+++ Exercise input

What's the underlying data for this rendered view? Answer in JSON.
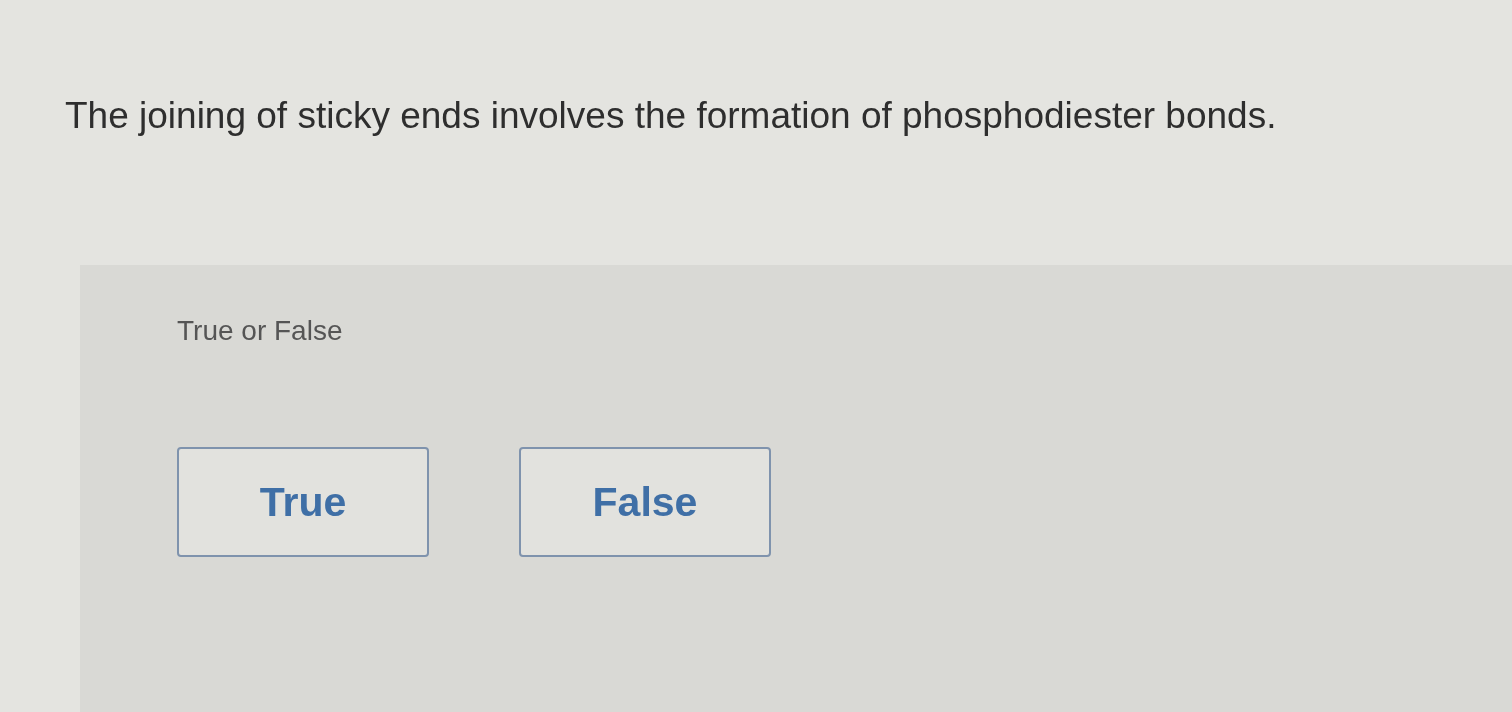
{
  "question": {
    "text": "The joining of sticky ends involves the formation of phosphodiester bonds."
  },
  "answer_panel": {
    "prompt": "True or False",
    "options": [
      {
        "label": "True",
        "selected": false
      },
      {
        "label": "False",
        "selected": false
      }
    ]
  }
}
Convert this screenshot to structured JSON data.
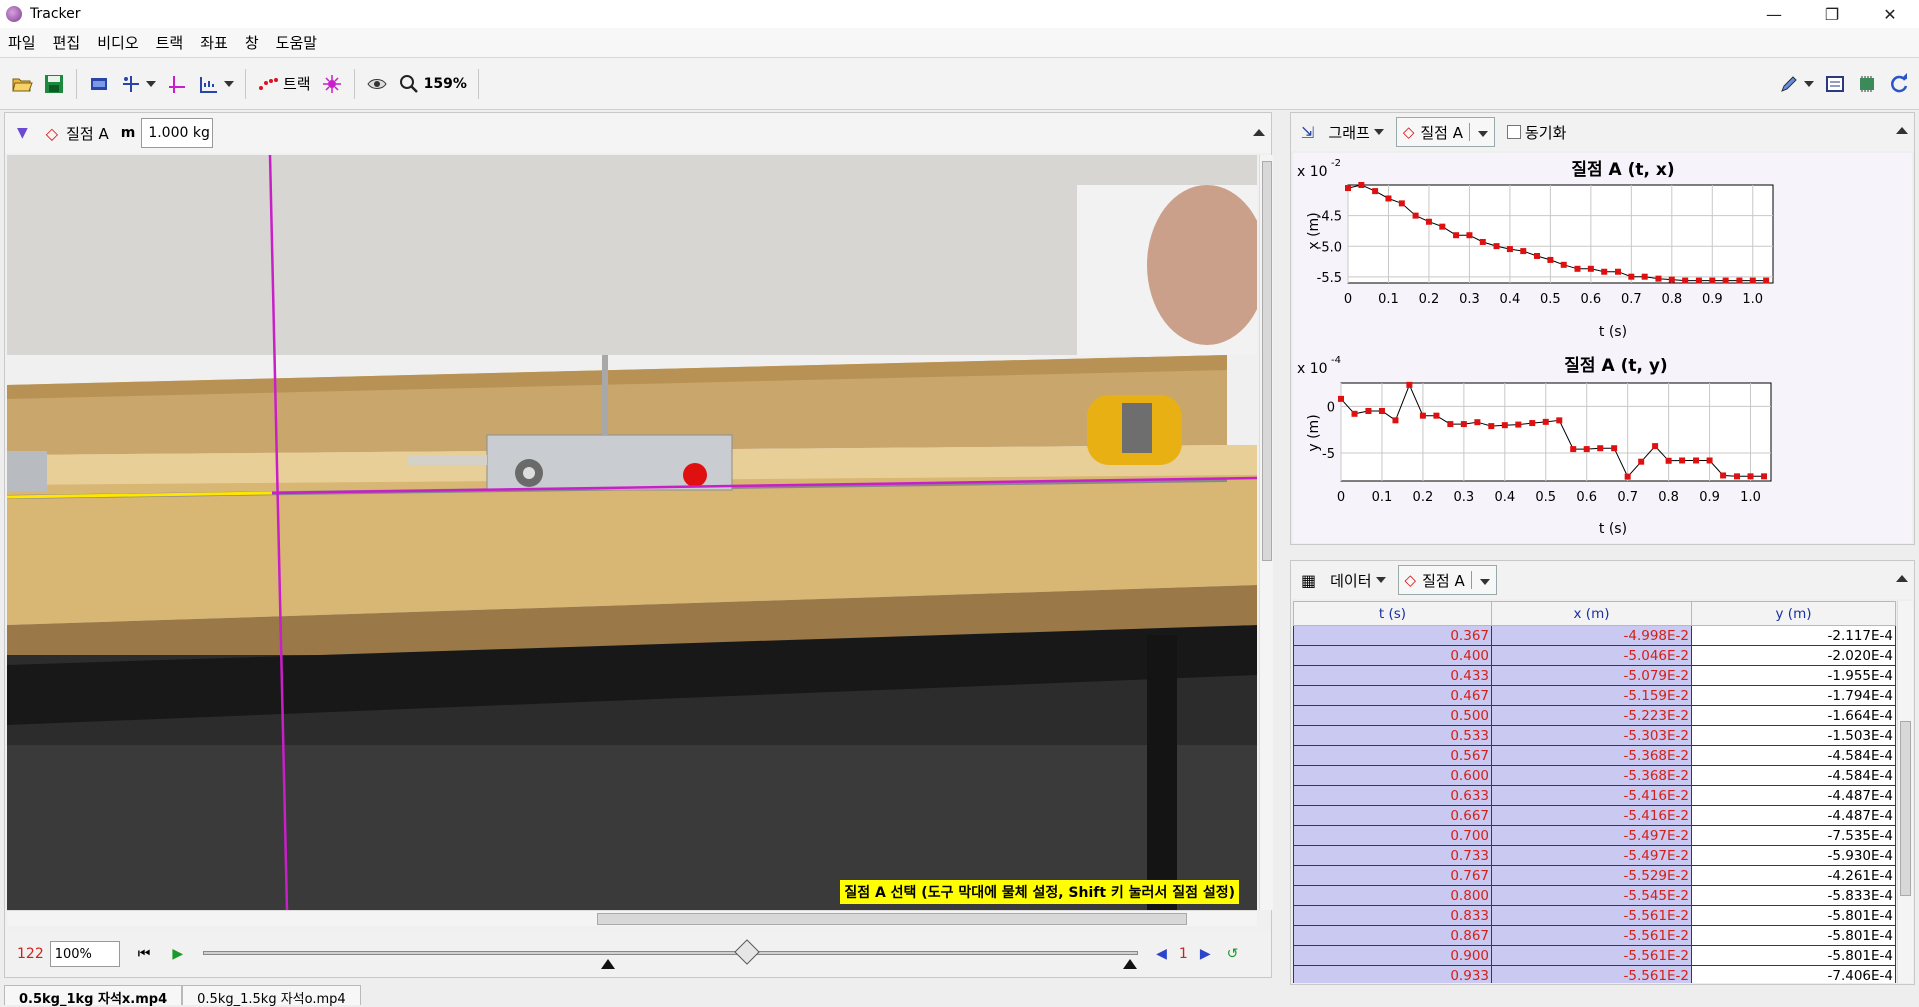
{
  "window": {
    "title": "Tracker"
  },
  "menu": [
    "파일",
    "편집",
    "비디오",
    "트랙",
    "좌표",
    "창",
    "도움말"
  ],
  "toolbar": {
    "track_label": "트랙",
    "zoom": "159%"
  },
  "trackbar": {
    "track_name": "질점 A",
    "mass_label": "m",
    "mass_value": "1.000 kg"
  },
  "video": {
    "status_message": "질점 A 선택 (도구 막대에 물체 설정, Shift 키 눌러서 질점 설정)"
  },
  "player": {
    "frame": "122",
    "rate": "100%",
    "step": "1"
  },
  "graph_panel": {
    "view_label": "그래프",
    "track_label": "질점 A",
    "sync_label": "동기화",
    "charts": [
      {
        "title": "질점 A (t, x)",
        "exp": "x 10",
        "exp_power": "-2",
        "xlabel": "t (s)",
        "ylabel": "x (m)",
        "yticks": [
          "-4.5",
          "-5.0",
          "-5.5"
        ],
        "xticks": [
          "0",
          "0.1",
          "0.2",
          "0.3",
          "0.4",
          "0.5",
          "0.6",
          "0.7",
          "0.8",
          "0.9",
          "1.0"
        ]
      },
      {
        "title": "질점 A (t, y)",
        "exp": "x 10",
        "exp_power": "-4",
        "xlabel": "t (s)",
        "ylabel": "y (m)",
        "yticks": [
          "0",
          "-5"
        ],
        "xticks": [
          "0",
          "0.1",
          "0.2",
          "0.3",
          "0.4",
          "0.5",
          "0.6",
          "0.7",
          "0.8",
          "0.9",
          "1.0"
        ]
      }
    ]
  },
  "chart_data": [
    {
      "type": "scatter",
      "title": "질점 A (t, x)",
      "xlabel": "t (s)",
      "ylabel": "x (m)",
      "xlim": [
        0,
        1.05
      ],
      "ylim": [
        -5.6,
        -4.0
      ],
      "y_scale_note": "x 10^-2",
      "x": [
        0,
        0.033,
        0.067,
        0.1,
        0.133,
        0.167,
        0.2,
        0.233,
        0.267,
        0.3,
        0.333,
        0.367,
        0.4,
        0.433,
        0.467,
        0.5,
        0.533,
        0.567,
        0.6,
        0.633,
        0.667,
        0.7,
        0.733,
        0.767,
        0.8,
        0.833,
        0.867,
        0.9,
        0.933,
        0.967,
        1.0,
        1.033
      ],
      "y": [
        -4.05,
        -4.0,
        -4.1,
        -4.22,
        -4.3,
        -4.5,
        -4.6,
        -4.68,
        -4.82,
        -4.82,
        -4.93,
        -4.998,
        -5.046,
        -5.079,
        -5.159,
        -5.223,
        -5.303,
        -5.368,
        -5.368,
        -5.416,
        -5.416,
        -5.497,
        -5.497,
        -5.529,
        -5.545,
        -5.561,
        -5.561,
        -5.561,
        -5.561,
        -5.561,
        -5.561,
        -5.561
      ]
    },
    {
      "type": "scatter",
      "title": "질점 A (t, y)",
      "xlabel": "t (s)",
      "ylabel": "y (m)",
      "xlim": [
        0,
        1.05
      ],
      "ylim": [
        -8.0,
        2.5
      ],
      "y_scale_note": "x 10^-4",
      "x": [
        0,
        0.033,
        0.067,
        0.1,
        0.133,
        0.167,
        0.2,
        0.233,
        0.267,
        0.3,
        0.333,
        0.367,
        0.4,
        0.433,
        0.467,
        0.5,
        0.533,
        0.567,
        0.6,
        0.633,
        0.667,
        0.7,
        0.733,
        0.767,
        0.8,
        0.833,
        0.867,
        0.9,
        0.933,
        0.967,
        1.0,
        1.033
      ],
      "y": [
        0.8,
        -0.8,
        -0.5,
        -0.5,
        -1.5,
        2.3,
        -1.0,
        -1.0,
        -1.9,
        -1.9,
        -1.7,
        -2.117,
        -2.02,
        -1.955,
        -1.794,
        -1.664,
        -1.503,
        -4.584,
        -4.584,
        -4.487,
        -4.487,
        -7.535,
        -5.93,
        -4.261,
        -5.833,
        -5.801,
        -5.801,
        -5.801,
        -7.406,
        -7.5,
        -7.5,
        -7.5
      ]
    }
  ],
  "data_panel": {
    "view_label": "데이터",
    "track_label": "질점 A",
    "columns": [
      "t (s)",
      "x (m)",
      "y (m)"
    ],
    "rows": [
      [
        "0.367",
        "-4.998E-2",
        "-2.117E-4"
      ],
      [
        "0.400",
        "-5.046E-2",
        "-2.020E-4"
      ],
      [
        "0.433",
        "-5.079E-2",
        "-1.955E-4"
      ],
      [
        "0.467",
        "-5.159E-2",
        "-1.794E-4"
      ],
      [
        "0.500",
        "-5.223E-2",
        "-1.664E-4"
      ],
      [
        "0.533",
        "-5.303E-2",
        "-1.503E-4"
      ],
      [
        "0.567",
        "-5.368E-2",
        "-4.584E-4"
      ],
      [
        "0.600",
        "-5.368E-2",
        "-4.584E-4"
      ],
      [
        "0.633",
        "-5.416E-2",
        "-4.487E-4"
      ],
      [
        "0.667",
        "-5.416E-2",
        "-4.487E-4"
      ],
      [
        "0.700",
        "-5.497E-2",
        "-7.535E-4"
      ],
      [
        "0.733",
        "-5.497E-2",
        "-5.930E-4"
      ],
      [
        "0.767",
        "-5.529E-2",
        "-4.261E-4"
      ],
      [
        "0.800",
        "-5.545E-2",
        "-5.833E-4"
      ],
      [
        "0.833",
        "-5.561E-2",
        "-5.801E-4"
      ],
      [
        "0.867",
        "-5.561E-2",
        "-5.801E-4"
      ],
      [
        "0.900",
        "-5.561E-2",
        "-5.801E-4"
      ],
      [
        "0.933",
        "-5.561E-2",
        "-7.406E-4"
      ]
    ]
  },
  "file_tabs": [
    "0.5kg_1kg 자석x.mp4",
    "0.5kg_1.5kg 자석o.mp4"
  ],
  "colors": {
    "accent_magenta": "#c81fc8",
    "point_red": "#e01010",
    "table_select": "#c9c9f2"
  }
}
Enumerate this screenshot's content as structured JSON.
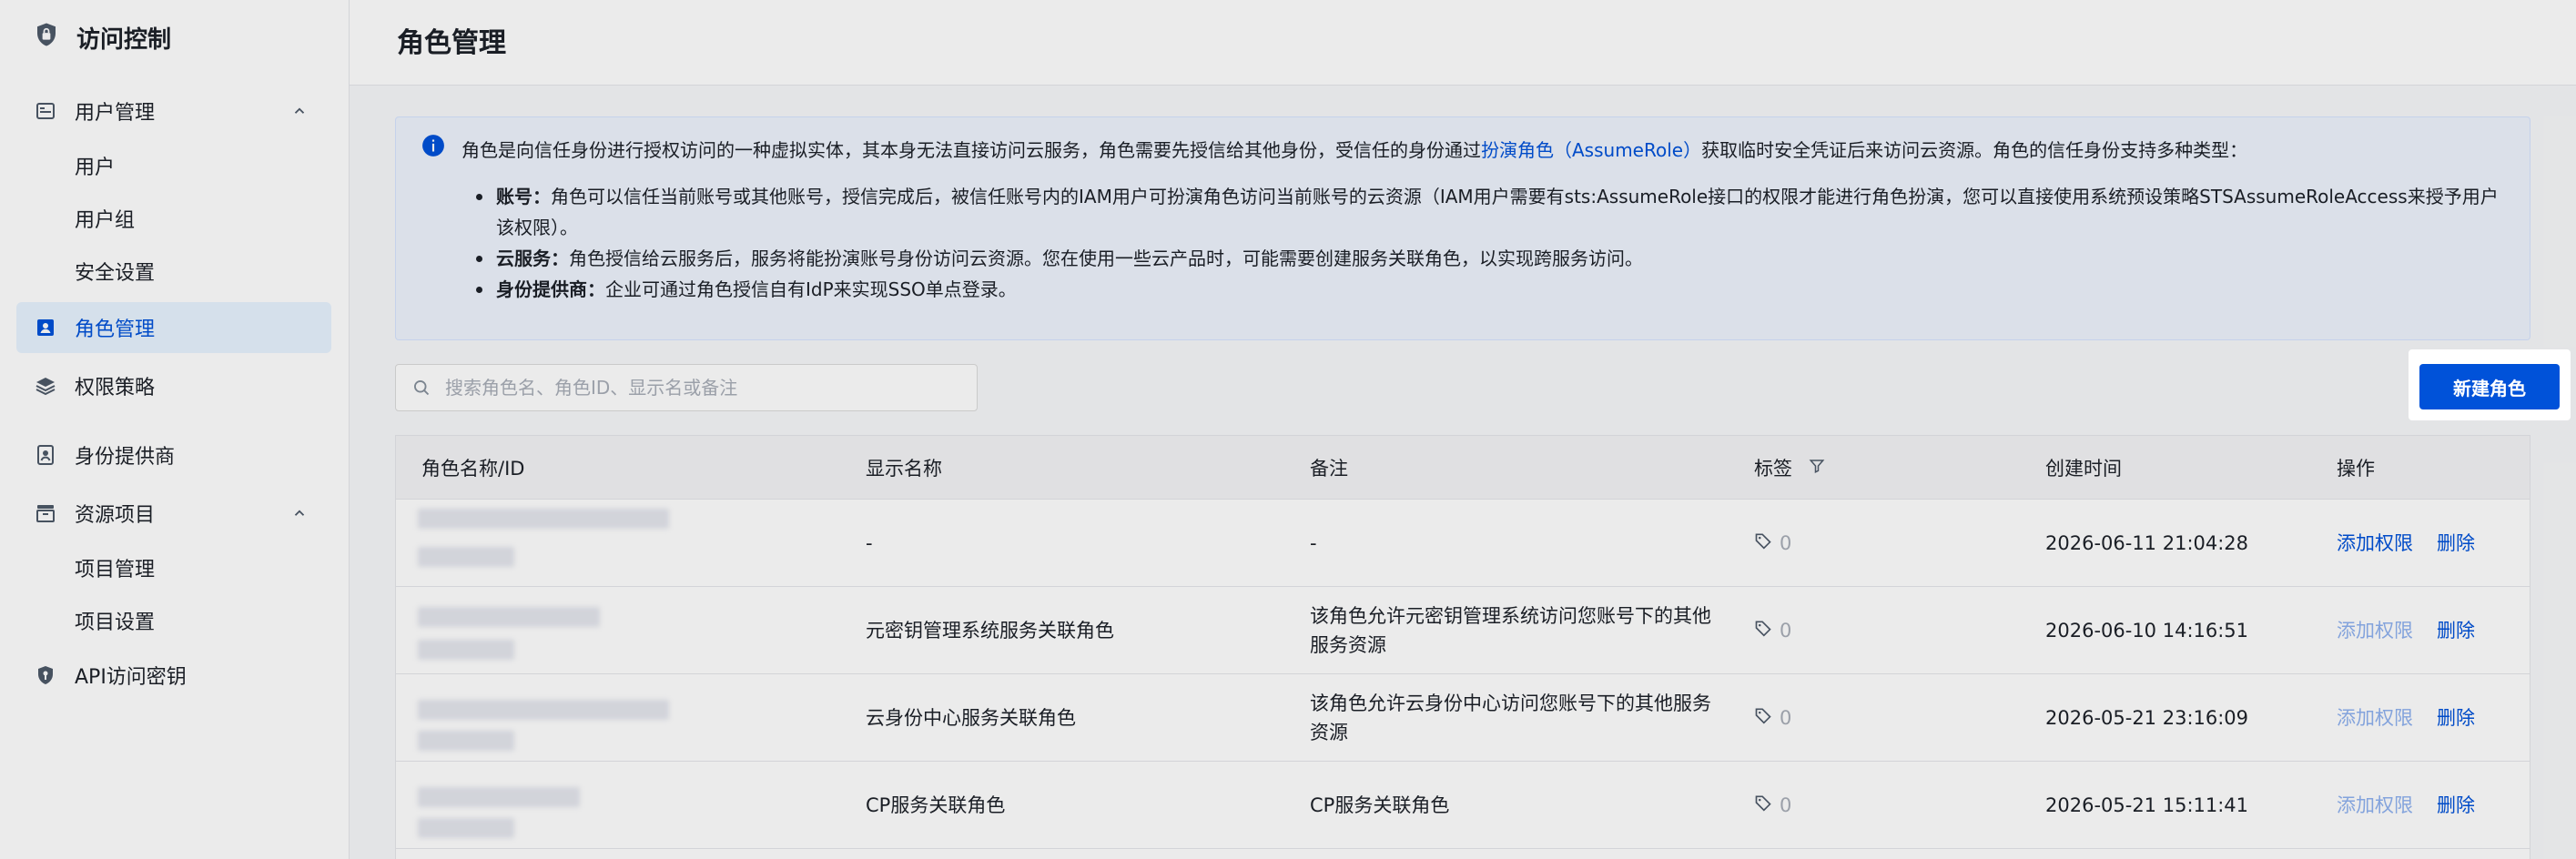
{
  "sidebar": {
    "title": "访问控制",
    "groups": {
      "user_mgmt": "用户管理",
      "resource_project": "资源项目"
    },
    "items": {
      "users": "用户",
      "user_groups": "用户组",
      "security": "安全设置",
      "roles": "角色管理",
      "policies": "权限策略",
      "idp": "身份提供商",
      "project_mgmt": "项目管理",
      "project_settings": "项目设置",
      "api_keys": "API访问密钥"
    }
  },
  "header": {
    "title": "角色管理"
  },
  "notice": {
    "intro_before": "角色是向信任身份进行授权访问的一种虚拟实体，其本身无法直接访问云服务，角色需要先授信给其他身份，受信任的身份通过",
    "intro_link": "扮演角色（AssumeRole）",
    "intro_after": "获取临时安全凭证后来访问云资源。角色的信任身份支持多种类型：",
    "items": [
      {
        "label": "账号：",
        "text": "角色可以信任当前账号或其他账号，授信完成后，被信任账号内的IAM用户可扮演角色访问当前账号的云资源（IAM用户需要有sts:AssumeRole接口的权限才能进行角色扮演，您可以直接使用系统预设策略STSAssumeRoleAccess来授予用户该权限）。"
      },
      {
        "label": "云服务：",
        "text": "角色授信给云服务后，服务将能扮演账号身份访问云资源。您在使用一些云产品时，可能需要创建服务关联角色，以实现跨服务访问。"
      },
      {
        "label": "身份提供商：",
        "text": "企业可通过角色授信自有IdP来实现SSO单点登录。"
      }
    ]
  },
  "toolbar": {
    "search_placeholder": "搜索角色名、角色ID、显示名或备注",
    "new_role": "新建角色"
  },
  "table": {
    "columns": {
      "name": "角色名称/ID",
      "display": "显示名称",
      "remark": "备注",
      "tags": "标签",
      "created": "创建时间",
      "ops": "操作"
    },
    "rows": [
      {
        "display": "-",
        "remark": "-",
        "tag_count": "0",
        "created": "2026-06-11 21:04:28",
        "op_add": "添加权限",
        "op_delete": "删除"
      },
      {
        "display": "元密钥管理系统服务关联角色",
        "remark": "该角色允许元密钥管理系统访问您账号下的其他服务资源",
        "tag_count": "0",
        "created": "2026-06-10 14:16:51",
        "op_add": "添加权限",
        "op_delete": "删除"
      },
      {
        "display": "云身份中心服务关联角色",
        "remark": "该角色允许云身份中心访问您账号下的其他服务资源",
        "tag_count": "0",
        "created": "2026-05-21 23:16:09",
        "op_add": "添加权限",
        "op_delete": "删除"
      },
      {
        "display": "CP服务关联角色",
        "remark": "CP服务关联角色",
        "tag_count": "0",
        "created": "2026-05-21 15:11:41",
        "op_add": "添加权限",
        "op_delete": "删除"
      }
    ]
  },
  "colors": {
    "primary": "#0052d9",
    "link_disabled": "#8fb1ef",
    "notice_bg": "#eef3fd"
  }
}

++++++

__Written exercise__. Scan the records for the string "display". Copy each line in which it appears.

__The completed task__.
      "display": "显示名称",
        "display": "-",
        "display": "元密钥管理系统服务关联角色",
        "display": "云身份中心服务关联角色",
        "display": "CP服务关联角色",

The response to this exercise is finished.